=== MATERIAL SUPPLIED ===

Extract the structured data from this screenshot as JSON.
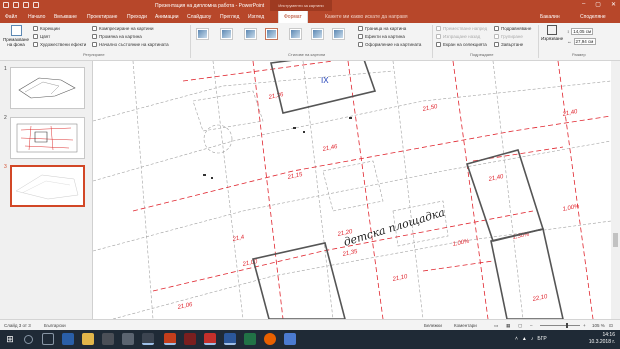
{
  "window": {
    "title": "Презентация на дипломна работа - PowerPoint",
    "context_tab": "Инструменти за картини",
    "controls": [
      "–",
      "▢",
      "✕"
    ]
  },
  "menu": {
    "tabs": [
      "Файл",
      "Начало",
      "Вмъкване",
      "Проектиране",
      "Преходи",
      "Анимации",
      "Слайдшоу",
      "Преглед",
      "Изглед",
      "Формат"
    ],
    "active_tab": "Формат",
    "tell_me": "Кажете ми какво искате да направя",
    "user": "Бакалин",
    "share": "Споделяне"
  },
  "ribbon": {
    "remove_bg": "Премахване на фона",
    "adjust": {
      "corrections": "Корекции",
      "color": "Цвят",
      "artistic": "Художествени ефекти",
      "compress": "Компресиране на картини",
      "change": "Промяна на картина",
      "reset": "Начално състояние на картината",
      "group_label": "Регулиране"
    },
    "styles": {
      "group_label": "Стилове на картини",
      "border": "Граница на картина",
      "effects": "Ефекти на картина",
      "layout": "Оформление на картината"
    },
    "arrange": {
      "bring_forward": "Преместване напред",
      "send_backward": "Изпращане назад",
      "selection_pane": "Екран на селекцията",
      "align": "Подравняване",
      "group": "Групиране",
      "rotate": "Завъртане",
      "group_label": "Подреждане"
    },
    "size": {
      "crop": "Изрязване",
      "height": "14,05 см",
      "width": "27,94 см",
      "group_label": "Размер"
    }
  },
  "slides": [
    {
      "number": "1"
    },
    {
      "number": "2"
    },
    {
      "number": "3",
      "selected": true
    }
  ],
  "canvas": {
    "label_ix": "IX",
    "label_playground": "детска площадка"
  },
  "status": {
    "slide": "Слайд 3 от 3",
    "language": "Български",
    "notes": "Бележки",
    "comments": "Коментари",
    "zoom": "105 %"
  },
  "taskbar": {
    "time": "14:16",
    "date": "10.3.2018 г.",
    "lang": "БГР"
  },
  "colors": {
    "accent": "#b7472a",
    "selection": "#d24726",
    "plan_red": "#e0262f",
    "taskbar": "#1f2a36"
  }
}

===

• TASK PROMPT: Find each line holding the word "картини" and copy it.

• COMPLETE ANSWER:
    "context_tab": "Инструменти за картини",
      "compress": "Компресиране на картини",
      "group_label": "Стилове на картини",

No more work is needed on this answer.